Copy each line below that includes "xlabel".
--- begin ---
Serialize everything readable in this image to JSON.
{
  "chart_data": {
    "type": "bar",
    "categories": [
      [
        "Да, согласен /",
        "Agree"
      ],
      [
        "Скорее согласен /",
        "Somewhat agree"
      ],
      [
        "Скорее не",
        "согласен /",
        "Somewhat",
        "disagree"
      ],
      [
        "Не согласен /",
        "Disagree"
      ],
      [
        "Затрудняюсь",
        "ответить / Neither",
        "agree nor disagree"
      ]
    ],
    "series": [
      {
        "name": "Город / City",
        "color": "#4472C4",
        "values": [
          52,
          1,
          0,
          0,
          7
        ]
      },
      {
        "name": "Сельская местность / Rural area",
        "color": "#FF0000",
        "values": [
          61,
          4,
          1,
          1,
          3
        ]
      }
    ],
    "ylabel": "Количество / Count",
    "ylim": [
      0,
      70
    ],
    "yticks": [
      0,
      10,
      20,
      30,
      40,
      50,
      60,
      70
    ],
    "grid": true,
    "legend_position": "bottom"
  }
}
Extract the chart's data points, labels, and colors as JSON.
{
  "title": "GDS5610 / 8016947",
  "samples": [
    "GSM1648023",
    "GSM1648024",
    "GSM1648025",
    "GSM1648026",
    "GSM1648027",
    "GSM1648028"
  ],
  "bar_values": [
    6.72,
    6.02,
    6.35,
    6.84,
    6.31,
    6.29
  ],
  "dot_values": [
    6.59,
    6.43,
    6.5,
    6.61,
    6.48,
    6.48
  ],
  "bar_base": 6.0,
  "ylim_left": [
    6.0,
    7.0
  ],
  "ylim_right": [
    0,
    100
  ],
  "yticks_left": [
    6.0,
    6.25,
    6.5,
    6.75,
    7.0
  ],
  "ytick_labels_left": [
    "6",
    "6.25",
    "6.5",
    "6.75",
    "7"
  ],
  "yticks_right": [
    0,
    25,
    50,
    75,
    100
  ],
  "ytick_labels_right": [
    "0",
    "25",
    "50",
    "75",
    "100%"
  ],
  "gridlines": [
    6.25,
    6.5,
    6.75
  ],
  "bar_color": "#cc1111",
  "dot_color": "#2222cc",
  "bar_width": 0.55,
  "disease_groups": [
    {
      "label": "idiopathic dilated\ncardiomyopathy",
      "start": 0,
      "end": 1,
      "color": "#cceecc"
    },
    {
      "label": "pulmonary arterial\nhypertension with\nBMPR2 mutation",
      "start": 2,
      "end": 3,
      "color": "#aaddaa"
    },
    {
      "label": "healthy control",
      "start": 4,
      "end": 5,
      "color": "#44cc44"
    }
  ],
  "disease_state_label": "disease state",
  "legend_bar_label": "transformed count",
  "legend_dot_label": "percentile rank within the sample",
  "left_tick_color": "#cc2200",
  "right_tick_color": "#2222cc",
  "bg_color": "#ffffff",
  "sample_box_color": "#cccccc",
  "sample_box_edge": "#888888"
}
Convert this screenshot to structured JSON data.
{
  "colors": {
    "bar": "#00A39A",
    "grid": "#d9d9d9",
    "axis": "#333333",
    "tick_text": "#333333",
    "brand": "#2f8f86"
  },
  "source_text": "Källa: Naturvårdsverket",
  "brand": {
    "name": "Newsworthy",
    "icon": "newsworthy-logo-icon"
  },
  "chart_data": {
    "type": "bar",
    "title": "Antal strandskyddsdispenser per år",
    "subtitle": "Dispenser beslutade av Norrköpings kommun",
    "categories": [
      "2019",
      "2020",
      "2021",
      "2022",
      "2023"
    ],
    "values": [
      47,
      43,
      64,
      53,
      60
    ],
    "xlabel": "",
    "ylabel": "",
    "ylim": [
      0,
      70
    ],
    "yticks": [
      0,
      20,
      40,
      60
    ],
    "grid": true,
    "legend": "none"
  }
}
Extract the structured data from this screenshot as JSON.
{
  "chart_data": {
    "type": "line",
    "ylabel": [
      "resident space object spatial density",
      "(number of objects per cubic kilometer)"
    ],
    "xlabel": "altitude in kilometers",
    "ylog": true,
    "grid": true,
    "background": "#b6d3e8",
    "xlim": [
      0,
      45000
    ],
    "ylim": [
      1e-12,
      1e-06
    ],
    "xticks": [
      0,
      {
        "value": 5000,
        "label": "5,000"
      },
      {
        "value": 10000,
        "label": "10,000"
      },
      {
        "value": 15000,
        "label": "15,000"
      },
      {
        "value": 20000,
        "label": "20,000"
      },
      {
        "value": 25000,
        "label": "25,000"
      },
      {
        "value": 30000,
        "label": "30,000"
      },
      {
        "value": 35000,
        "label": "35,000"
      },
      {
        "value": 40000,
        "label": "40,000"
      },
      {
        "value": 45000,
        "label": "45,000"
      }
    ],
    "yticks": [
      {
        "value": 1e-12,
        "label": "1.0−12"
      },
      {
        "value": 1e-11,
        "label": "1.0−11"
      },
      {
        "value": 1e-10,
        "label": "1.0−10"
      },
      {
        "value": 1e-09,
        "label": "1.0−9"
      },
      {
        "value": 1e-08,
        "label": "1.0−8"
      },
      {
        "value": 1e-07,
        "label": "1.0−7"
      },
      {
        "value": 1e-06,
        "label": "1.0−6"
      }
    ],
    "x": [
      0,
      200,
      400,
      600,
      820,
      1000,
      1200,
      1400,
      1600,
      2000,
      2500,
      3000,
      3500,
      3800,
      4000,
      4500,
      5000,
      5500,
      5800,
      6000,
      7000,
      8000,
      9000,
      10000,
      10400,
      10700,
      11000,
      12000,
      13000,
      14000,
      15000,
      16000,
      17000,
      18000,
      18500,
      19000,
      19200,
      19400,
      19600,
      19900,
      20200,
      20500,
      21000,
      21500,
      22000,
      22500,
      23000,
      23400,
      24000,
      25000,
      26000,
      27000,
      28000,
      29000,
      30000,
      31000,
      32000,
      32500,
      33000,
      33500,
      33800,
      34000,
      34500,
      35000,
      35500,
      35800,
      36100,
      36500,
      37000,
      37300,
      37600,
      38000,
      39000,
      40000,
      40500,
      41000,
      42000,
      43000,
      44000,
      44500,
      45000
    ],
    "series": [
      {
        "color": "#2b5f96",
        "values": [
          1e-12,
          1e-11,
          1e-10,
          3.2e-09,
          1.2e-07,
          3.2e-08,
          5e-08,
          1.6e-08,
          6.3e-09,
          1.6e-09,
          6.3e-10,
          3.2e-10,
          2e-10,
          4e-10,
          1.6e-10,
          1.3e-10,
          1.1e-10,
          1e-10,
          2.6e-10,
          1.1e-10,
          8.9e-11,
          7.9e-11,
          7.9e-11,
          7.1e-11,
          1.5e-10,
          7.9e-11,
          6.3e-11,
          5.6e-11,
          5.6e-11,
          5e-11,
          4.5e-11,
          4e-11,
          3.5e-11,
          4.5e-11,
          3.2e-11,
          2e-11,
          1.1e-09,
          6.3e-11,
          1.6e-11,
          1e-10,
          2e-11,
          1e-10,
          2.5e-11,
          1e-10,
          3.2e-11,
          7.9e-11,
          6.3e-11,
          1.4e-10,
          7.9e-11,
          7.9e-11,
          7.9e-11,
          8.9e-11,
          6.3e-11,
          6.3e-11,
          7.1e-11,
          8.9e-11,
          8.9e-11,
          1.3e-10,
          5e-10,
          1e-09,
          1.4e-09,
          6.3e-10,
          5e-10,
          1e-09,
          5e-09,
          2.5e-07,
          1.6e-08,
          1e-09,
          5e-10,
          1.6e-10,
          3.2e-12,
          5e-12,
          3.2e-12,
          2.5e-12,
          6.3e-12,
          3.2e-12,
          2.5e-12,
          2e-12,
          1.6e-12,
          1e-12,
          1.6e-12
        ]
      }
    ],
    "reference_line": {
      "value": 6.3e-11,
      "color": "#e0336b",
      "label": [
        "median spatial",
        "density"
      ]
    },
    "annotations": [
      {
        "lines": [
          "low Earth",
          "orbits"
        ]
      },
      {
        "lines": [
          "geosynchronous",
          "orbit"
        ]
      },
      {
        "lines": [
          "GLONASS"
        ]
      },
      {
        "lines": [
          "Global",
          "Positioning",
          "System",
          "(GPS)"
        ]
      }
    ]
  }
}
--- end ---
SOLUTION FOR THIS PROBLEM:
    "xlabel": "",
    "xlabel": "altitude in kilometers",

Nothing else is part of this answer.